### What is being asked
Check each line of the listing, and copy it if it contains the word "Since".

================================

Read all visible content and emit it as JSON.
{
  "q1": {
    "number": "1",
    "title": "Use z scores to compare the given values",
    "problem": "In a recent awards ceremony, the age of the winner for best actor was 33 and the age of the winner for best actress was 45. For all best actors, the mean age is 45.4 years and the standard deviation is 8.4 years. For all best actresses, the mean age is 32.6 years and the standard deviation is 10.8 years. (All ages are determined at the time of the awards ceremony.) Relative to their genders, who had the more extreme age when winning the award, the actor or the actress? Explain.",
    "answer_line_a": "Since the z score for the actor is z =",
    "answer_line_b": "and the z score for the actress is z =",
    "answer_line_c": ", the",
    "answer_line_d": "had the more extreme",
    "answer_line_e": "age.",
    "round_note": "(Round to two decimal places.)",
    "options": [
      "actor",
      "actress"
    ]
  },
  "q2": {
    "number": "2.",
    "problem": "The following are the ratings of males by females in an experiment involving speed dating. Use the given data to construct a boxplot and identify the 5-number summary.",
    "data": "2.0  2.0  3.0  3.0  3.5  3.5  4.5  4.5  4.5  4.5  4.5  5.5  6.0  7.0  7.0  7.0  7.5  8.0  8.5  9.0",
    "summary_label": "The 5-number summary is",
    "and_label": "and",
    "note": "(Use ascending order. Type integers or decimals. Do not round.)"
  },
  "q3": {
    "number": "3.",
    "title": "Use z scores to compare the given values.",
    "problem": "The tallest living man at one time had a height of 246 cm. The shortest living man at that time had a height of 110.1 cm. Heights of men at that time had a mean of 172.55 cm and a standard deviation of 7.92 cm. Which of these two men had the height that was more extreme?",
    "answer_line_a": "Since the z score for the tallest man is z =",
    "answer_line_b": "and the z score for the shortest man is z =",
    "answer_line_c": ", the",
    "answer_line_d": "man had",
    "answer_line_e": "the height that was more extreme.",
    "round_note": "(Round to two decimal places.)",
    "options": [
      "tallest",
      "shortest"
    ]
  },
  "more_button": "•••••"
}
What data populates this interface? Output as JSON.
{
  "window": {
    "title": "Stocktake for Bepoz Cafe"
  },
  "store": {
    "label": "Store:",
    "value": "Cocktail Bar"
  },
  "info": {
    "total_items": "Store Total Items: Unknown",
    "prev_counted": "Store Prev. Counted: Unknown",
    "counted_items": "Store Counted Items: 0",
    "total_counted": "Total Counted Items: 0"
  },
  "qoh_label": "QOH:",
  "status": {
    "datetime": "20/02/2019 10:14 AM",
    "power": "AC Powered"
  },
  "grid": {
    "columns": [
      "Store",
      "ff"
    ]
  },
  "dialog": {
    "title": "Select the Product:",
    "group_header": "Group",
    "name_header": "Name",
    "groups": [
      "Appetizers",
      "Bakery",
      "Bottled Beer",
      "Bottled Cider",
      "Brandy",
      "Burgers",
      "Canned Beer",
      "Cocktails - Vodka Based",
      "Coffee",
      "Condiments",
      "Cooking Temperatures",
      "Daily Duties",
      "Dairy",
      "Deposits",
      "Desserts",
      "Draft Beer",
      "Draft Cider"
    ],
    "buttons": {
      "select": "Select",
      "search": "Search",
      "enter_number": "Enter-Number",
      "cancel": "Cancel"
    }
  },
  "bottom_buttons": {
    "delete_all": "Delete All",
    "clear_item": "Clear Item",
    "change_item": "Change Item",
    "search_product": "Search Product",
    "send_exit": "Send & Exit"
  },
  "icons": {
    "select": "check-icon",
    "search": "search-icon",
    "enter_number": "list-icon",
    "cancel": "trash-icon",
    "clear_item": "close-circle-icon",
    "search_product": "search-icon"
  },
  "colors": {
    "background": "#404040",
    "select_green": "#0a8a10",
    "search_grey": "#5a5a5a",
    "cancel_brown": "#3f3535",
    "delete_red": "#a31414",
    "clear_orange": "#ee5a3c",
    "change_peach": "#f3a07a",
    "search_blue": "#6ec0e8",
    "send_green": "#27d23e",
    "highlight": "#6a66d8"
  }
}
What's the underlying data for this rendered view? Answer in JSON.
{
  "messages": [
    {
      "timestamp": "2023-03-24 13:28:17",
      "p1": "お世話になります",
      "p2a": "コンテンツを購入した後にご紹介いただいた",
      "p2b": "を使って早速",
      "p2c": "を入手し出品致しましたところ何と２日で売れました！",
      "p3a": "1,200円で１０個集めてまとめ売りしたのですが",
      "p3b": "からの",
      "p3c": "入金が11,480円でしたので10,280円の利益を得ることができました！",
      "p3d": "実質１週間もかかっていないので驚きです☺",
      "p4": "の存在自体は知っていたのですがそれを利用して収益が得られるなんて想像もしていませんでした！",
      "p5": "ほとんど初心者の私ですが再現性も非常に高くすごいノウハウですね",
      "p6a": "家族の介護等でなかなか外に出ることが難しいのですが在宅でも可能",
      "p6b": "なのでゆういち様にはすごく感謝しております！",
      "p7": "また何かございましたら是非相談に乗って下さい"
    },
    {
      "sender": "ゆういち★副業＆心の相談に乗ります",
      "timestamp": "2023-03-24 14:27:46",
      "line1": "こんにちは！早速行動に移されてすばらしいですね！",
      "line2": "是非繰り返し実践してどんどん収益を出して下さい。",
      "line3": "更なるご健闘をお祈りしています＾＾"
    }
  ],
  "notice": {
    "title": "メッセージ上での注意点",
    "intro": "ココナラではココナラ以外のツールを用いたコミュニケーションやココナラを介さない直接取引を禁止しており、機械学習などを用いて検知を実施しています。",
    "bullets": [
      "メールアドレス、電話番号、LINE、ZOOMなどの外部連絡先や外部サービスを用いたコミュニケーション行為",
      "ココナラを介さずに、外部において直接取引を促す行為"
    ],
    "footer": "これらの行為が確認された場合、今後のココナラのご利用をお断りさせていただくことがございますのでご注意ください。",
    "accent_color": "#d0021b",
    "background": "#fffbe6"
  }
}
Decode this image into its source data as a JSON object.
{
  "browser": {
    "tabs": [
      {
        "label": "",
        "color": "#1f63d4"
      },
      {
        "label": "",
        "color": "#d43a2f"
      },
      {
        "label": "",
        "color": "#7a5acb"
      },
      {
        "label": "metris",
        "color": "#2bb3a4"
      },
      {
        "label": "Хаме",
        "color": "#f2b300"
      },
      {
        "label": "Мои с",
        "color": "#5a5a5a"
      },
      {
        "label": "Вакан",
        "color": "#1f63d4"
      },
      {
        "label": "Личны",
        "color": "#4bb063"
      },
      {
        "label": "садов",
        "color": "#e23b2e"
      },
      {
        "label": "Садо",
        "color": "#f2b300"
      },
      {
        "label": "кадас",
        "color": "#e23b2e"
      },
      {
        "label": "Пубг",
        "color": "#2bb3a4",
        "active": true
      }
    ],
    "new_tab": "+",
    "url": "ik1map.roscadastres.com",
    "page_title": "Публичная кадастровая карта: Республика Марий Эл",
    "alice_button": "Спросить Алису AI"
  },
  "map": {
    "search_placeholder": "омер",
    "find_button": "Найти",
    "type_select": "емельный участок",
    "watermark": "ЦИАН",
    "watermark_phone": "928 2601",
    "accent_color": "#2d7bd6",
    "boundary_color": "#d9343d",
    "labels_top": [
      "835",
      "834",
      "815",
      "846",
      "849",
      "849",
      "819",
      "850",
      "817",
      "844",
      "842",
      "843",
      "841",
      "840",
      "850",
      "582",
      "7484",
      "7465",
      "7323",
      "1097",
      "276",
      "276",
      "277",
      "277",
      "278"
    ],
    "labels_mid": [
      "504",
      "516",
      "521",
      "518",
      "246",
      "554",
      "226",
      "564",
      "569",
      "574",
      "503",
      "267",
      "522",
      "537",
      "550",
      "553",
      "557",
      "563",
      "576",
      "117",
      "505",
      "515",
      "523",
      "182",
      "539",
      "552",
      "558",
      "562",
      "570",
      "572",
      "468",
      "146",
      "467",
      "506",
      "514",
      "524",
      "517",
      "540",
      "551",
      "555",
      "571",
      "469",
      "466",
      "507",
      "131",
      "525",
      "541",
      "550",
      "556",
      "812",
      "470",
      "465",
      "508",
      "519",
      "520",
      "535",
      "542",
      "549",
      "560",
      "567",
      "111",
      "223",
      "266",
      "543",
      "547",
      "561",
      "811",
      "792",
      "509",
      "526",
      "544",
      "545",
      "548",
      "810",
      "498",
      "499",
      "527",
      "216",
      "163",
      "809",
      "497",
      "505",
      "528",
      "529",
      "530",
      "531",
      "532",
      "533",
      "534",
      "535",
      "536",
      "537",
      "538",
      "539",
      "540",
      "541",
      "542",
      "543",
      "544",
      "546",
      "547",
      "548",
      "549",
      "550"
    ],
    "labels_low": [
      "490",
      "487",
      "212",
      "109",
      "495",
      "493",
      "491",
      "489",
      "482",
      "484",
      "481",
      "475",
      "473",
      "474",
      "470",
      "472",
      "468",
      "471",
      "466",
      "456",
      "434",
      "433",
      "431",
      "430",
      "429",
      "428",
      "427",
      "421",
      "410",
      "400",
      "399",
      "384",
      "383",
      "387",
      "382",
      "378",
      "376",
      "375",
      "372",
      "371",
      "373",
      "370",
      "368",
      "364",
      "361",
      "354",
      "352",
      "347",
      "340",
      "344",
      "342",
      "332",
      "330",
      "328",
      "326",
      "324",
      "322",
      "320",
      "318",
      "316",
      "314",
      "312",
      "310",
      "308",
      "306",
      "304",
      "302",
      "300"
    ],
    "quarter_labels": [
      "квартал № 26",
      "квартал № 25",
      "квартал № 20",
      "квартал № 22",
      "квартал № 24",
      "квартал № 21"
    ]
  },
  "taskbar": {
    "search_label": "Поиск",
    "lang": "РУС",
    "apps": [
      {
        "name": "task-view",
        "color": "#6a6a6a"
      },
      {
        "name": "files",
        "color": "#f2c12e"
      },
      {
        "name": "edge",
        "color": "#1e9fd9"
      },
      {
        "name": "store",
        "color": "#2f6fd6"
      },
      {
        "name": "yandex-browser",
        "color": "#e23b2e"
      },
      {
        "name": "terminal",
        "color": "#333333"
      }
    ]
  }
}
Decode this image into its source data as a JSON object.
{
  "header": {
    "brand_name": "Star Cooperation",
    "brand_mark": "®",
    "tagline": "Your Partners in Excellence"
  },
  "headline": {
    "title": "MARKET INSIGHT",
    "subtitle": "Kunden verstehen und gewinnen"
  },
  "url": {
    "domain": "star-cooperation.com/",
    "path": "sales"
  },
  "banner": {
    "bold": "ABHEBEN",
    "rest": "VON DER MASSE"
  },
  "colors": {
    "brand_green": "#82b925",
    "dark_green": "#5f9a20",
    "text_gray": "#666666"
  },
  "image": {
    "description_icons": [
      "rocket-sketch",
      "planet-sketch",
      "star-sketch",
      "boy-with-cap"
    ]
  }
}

================================

### Exercise result
    "answer_line_a": "Since the z score for the actor is z =",
    "answer_line_a": "Since the z score for the tallest man is z =",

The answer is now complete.